====== Material shown
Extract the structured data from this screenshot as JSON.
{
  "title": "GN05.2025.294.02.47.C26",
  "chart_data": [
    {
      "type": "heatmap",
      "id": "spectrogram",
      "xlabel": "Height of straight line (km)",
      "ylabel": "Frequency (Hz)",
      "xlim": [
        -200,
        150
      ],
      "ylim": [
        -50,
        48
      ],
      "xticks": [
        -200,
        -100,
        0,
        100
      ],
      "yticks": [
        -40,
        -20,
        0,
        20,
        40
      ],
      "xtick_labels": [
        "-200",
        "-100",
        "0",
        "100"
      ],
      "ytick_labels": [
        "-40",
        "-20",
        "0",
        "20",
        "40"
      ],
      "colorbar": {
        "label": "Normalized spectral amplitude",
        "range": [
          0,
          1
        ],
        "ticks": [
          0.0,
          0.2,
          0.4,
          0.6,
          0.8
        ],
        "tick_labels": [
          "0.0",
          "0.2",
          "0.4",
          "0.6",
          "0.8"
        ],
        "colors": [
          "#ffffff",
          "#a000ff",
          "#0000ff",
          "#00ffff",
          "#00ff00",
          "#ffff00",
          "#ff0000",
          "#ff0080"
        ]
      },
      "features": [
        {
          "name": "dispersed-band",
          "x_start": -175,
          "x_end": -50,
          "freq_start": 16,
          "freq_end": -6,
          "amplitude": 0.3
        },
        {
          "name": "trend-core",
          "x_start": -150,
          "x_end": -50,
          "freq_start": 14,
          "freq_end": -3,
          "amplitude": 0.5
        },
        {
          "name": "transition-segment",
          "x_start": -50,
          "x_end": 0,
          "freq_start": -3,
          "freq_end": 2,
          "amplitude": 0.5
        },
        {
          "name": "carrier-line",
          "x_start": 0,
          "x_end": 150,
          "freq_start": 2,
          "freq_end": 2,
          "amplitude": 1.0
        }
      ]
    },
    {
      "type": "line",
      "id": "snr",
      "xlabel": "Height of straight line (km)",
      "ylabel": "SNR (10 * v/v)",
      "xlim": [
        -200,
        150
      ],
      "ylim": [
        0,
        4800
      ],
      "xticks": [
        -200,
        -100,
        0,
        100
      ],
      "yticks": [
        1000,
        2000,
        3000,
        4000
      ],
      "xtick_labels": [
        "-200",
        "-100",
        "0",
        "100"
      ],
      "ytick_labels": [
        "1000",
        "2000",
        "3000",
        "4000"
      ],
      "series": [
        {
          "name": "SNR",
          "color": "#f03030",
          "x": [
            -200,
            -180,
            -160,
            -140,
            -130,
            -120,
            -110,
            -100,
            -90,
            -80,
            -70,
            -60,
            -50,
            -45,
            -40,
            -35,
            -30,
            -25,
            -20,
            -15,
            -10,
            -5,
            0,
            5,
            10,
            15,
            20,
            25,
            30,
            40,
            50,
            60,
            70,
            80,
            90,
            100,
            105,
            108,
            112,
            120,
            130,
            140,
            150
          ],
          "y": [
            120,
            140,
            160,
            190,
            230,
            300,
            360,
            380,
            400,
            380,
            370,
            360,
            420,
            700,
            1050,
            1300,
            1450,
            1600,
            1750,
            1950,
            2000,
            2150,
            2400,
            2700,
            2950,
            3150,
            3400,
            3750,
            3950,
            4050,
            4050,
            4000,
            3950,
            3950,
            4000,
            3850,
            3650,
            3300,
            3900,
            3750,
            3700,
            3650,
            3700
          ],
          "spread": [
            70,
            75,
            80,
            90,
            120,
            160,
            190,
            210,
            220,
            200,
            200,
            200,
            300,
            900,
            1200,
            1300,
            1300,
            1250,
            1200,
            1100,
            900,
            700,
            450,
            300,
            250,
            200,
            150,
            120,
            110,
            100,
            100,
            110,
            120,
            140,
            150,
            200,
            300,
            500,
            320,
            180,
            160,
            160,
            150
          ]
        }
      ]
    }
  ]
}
============
====== Material shown
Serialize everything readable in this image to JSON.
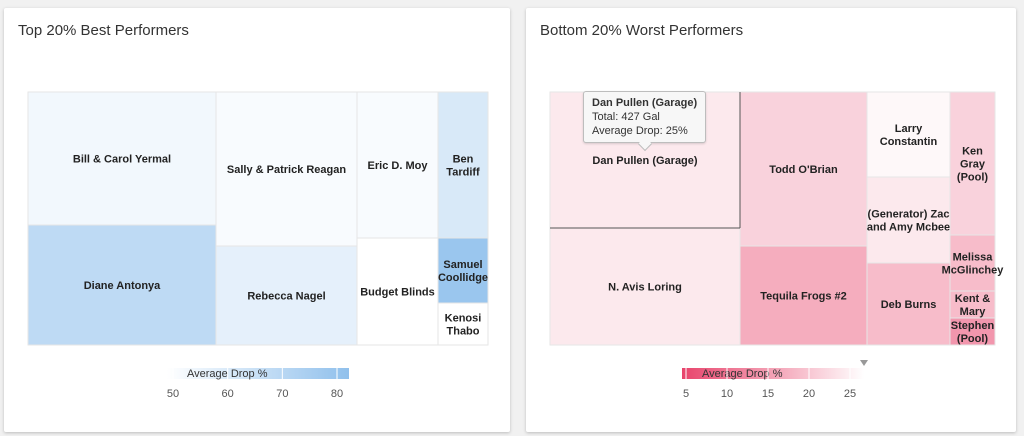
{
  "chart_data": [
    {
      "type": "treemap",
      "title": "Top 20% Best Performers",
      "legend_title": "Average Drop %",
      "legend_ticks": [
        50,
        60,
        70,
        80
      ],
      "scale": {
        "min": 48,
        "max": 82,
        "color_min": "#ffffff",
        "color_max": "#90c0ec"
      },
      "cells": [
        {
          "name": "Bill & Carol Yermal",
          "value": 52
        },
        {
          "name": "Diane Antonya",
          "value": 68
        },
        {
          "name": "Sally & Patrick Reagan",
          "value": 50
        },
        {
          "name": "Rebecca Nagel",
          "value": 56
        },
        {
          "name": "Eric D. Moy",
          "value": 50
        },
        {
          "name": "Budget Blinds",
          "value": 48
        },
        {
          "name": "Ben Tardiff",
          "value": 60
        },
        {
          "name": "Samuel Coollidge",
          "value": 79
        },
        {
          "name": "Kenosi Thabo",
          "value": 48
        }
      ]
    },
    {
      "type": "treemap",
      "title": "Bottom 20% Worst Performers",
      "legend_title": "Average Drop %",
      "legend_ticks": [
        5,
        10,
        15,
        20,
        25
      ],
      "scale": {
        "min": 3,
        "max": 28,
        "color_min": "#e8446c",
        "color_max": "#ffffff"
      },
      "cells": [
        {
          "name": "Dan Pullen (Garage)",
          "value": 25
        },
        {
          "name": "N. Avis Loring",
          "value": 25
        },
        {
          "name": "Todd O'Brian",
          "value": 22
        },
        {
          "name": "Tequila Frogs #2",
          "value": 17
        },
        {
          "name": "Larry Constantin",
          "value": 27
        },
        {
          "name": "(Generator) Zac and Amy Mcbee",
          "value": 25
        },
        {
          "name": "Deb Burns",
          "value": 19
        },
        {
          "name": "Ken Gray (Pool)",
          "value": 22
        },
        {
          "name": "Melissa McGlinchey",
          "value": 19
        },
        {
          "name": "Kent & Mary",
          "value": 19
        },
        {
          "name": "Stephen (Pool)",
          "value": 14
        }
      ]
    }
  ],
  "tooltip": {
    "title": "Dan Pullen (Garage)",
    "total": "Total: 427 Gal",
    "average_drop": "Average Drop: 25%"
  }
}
============
====== Material shown
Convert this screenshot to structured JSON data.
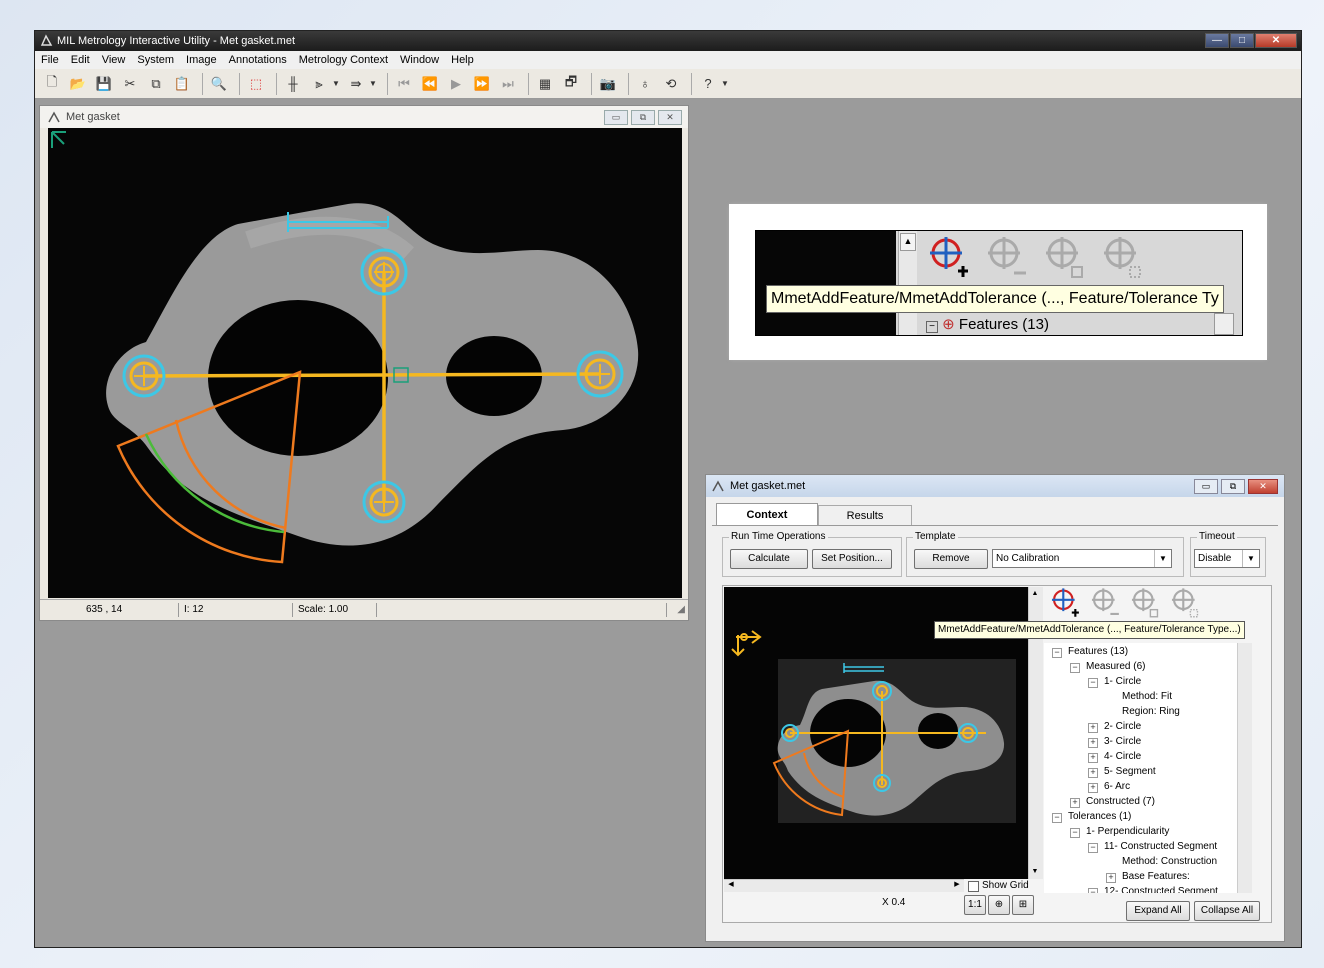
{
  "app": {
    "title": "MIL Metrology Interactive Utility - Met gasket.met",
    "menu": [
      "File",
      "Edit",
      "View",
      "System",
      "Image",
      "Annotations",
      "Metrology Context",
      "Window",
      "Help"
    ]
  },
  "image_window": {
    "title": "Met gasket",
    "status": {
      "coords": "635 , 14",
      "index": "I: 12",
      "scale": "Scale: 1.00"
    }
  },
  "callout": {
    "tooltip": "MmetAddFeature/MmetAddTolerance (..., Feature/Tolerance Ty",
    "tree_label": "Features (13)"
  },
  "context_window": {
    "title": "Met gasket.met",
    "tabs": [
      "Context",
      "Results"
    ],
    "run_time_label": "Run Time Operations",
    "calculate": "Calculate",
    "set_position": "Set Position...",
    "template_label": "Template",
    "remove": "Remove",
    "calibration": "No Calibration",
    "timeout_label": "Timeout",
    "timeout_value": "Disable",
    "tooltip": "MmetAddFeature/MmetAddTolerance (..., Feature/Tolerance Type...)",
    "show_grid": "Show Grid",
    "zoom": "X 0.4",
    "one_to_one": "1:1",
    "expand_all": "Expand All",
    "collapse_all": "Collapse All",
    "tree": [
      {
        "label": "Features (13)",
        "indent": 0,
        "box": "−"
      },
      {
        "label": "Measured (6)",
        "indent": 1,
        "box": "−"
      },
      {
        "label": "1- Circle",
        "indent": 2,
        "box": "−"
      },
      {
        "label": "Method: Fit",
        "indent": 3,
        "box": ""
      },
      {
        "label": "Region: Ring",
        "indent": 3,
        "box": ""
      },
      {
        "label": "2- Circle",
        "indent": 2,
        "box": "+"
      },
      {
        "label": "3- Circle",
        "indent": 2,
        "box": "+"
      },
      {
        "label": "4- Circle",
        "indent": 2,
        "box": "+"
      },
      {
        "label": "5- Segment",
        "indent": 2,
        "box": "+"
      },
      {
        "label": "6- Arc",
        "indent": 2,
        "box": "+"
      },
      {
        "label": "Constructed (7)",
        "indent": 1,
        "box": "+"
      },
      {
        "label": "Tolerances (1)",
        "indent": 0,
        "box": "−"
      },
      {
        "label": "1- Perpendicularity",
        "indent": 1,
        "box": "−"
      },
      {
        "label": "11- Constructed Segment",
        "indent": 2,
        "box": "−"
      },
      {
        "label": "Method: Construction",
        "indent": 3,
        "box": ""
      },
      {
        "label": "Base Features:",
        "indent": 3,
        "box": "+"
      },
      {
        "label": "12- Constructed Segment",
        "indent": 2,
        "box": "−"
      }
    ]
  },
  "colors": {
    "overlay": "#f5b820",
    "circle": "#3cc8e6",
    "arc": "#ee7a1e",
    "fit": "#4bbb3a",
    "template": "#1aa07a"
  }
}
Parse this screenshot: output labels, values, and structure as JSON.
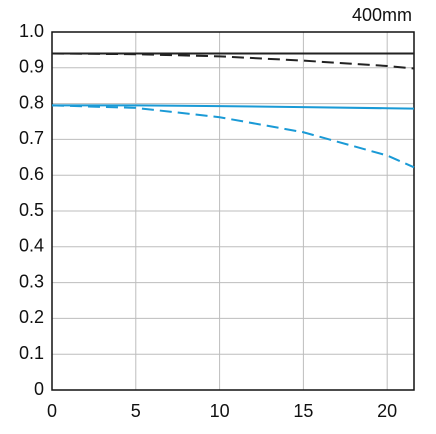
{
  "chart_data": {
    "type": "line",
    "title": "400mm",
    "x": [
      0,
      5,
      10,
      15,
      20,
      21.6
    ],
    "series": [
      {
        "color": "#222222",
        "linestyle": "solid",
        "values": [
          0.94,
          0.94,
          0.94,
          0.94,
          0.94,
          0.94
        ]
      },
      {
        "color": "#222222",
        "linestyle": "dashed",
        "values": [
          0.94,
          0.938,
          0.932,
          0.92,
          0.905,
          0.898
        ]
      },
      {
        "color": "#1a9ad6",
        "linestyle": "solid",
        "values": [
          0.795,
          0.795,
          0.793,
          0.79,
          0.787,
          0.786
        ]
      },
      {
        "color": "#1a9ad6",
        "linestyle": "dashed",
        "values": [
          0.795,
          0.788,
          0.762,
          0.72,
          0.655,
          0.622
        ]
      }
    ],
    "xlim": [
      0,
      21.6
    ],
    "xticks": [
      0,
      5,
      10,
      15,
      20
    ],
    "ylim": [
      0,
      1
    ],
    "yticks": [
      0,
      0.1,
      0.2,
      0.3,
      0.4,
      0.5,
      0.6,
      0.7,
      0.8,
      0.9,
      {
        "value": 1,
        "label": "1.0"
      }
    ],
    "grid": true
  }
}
============
» **Exercise prompt**: Scan the entries above. Copy each line that has the string "Garage".

» **Output below**:
          "name": "Dan Pullen (Garage)",
    "title": "Dan Pullen (Garage)",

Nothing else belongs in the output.